### Written problem
Reproduce each record below exactly as written.

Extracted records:
:::

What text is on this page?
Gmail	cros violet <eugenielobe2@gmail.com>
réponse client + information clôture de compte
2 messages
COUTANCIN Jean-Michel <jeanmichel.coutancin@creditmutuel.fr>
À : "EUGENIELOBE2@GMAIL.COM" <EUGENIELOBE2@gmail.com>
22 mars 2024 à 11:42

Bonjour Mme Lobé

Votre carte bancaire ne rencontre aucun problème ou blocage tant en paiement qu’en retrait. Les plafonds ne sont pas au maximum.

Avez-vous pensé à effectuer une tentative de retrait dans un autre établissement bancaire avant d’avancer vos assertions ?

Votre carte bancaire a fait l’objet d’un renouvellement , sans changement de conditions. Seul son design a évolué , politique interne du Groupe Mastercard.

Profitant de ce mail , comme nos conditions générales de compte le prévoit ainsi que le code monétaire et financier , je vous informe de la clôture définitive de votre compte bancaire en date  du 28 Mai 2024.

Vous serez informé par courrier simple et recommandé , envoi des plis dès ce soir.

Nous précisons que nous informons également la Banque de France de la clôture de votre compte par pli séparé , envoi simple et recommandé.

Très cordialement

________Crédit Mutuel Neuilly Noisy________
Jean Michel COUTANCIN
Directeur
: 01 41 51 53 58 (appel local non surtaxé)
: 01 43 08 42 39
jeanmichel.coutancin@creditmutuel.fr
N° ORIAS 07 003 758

:::

### Task result
What text is on this page?
Gmail	cros violet <eugenielobe2@gmail.com>
réponse client + information clôture de compte
2 messages
COUTANCIN Jean-Michel <jeanmichel.coutancin@creditmutuel.fr>
À : "EUGENIELOBE2@GMAIL.COM" <EUGENIELOBE2@gmail.com>
22 mars 2024 à 11:42

Bonjour Mme Lobé

Votre carte bancaire ne rencontre aucun problème ou blocage tant en paiement qu’en retrait. Les plafonds ne sont pas au maximum.

Avez-vous pensé à effectuer une tentative de retrait dans un autre établissement bancaire avant d’avancer vos assertions ?

Votre carte bancaire a fait l’objet d’un renouvellement , sans changement de conditions. Seul son design a évolué , politique interne du Groupe Mastercard.

Profitant de ce mail , comme nos conditions générales de compte le prévoit ainsi que le code monétaire et financier , je vous informe de la clôture définitive de votre compte bancaire en date  du 28 Mai 2024.

Vous serez informé par courrier simple et recommandé , envoi des plis dès ce soir.

Nous précisons que nous informons également la Banque de France de la clôture de votre compte par pli séparé , envoi simple et recommandé.

Très cordialement

________Crédit Mutuel Neuilly Noisy________
Jean Michel COUTANCIN
Directeur
: 01 41 51 53 58 (appel local non surtaxé)
: 01 43 08 42 39
jeanmichel.coutancin@creditmutuel.fr
N° ORIAS 07 003 758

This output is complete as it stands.